> Excerpt to read:
You have probably seen lavender marketed for calm and sleep in roughly a thousand contexts. Is there anything to it, or is it just a nice smell people have associated with bedtime for centuries? The honest answer needs us to separate two things that are constantly, and unhelpfully, conflated.

Two different research areas

Silexan — oral lavender oil extract

This is a proprietary pharmaceutical preparation — a standardised capsule of Lavandula angustifolia oil, not a diffuser or a pillow spray. Multiple double-blind, randomised, placebo-controlled trials have tested Silexan (typically 80 mg/day) against placebo in adults with anxiety. A 2023 meta-analysis of five such trials (n = 1,213) found statistically significant reductions in anxiety, with the most pronounced effects on anxious mood, tension, and — importantly for our purposes — insomnia as a symptom of anxiety.1 A separate meta-analysis found consistent effects with an acceptable safety profile.2

What this does and doesn’t tell us: Silexan improves self-reported sleep in people with anxiety, as a regulated capsule at a defined dose. It is not the same thing as aromatherapy.

> Records shown:
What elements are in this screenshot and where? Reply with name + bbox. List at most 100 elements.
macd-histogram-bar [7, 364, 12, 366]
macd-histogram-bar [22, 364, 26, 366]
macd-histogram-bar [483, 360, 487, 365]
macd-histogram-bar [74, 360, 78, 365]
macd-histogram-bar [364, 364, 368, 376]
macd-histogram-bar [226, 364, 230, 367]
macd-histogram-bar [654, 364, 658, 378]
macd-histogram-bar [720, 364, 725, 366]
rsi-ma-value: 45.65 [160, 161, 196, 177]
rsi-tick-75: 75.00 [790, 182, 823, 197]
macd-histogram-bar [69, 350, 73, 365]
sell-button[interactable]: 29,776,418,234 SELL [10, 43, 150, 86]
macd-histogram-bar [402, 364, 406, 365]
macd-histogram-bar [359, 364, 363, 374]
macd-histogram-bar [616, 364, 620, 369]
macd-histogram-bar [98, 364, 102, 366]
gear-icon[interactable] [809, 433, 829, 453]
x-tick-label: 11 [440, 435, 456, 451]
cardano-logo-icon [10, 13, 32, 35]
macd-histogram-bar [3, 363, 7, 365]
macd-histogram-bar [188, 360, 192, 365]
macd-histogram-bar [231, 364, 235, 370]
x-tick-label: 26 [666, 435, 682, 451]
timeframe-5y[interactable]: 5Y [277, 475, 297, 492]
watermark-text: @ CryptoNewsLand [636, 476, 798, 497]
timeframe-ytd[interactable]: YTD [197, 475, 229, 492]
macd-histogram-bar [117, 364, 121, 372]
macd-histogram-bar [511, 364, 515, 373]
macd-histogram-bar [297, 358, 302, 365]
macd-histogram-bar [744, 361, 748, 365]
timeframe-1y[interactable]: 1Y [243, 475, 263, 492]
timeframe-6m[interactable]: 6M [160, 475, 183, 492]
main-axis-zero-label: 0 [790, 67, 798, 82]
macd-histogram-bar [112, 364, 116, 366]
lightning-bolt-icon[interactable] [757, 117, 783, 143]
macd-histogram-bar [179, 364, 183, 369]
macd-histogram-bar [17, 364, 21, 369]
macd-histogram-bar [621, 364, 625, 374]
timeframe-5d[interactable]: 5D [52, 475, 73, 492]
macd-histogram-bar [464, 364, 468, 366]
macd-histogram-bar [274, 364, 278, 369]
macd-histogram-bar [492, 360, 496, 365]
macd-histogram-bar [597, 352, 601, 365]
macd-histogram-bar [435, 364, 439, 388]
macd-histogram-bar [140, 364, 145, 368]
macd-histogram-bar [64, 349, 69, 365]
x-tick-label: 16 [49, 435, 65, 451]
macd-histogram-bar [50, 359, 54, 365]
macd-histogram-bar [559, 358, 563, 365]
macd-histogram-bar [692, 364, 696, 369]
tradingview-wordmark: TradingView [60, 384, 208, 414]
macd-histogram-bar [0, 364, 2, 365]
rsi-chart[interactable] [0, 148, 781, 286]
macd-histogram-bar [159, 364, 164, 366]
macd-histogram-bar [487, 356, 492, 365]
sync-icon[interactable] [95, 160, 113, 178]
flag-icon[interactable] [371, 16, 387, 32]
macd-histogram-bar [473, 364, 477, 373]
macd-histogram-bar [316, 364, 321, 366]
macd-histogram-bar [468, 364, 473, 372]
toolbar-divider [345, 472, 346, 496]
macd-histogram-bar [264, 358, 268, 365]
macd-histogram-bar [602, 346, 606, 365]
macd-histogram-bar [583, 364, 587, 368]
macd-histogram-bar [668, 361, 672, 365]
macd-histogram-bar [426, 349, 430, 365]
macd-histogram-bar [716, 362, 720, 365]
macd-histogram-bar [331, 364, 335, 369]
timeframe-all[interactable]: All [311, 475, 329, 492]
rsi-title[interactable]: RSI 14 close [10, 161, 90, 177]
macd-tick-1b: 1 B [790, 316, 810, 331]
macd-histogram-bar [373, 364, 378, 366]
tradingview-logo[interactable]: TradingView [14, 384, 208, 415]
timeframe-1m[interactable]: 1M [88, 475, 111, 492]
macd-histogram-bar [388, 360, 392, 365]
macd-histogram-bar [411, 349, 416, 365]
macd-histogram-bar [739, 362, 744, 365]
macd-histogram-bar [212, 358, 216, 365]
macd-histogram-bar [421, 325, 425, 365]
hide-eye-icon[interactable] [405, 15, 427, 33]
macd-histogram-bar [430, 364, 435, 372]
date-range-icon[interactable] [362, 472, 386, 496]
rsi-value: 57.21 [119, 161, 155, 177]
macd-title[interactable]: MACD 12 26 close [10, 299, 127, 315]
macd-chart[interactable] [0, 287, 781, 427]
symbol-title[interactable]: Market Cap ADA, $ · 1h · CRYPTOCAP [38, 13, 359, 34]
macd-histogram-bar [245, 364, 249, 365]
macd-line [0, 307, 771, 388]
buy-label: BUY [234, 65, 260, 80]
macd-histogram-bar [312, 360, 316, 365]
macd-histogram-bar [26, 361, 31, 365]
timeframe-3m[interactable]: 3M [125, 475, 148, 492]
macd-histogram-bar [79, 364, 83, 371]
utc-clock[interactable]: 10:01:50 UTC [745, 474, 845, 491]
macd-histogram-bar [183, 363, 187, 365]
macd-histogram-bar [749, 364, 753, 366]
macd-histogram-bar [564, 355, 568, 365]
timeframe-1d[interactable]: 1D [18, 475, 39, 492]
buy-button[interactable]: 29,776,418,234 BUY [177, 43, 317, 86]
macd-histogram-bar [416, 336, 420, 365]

> Assignment: Please explain why the lavender text says the Silexan trial results are not the same thing as aromatherapy.

> Response to this task: Silexan is a proprietary pharmaceutical preparation: a standardized capsule of Lavandula angustifolia oil, taken orally at a defined dose (typically 80 mg/day). It is not a diffuser or a pillow spray. Its trials showed improved self-reported sleep in people with anxiety under those conditions.